Directions for this task>
Keep every line where the word "Bloomberg" appears; drop the rest.

Extracted information>
********************

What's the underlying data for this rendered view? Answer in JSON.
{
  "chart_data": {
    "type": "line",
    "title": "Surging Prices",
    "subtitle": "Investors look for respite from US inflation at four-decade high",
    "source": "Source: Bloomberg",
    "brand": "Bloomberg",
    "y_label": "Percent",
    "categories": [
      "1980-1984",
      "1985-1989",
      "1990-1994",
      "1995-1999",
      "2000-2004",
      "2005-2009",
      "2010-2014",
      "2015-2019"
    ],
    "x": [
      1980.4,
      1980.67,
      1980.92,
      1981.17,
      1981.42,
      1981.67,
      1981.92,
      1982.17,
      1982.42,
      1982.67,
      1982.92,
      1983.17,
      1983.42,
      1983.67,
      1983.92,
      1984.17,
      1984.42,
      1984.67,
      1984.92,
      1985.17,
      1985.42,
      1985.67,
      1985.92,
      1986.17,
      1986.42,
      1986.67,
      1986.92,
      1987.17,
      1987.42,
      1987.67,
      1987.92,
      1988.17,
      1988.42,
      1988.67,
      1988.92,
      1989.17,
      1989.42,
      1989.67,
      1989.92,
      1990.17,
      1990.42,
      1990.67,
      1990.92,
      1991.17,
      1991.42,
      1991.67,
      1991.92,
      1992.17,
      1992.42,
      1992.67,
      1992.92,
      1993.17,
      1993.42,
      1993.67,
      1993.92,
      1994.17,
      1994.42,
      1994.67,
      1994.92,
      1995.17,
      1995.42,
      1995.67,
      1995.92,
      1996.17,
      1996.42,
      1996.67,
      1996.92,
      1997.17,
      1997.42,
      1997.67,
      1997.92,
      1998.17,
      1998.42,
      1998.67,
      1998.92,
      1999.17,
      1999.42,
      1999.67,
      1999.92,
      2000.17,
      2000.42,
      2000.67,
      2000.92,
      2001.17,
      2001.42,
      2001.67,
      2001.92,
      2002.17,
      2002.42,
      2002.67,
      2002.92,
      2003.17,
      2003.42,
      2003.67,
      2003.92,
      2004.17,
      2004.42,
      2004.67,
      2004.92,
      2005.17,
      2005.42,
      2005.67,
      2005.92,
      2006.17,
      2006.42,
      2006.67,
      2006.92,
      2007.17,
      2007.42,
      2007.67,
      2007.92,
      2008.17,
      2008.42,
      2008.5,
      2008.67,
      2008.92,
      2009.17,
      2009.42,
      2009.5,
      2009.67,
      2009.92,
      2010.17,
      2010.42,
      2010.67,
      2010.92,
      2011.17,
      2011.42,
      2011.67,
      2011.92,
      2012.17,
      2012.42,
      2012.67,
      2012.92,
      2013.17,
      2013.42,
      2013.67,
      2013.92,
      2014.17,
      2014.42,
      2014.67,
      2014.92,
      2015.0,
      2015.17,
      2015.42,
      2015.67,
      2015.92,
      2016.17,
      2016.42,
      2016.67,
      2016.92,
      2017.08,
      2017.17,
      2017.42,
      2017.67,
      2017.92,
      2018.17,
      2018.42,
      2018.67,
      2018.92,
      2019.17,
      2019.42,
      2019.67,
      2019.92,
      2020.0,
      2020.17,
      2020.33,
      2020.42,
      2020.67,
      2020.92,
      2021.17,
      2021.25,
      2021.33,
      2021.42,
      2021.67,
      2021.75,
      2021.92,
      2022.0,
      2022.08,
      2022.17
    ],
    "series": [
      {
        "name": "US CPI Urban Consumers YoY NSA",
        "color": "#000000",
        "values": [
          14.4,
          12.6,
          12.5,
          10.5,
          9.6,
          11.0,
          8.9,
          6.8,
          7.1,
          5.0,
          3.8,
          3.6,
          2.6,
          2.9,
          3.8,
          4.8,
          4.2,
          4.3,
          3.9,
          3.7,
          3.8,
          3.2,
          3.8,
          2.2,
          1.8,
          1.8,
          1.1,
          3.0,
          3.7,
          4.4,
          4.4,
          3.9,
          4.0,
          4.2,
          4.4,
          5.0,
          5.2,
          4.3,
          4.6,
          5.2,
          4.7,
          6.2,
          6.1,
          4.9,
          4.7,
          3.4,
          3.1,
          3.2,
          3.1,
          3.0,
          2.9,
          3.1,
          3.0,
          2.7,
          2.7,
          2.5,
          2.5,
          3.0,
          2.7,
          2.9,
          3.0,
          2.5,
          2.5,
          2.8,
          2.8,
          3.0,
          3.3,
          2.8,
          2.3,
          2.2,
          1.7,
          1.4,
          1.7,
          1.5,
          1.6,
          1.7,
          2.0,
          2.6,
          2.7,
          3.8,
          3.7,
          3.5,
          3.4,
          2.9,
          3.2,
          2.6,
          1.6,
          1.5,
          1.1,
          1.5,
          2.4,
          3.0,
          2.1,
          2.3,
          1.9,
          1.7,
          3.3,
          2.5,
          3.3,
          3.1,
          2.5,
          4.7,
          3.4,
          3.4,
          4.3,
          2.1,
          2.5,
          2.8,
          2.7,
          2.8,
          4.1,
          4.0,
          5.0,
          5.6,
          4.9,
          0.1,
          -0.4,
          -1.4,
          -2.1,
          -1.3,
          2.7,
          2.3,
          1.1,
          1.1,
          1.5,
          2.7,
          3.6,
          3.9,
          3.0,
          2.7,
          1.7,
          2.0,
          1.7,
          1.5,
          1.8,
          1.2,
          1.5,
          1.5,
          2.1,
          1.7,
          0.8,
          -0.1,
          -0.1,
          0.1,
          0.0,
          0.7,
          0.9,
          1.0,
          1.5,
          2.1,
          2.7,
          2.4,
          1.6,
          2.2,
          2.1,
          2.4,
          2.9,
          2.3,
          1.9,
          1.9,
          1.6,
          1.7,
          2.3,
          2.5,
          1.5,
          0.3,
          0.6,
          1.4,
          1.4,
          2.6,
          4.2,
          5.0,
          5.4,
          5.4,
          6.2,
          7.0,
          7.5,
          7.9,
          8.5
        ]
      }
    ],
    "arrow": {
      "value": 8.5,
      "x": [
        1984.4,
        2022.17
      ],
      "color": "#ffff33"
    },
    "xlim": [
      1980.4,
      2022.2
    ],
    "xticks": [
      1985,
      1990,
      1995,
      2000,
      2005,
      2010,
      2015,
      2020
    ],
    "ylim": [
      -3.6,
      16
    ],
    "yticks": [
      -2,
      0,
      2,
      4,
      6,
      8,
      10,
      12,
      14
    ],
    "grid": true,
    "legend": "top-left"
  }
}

********************

In response>
    "source": "Source: Bloomberg",
    "brand": "Bloomberg",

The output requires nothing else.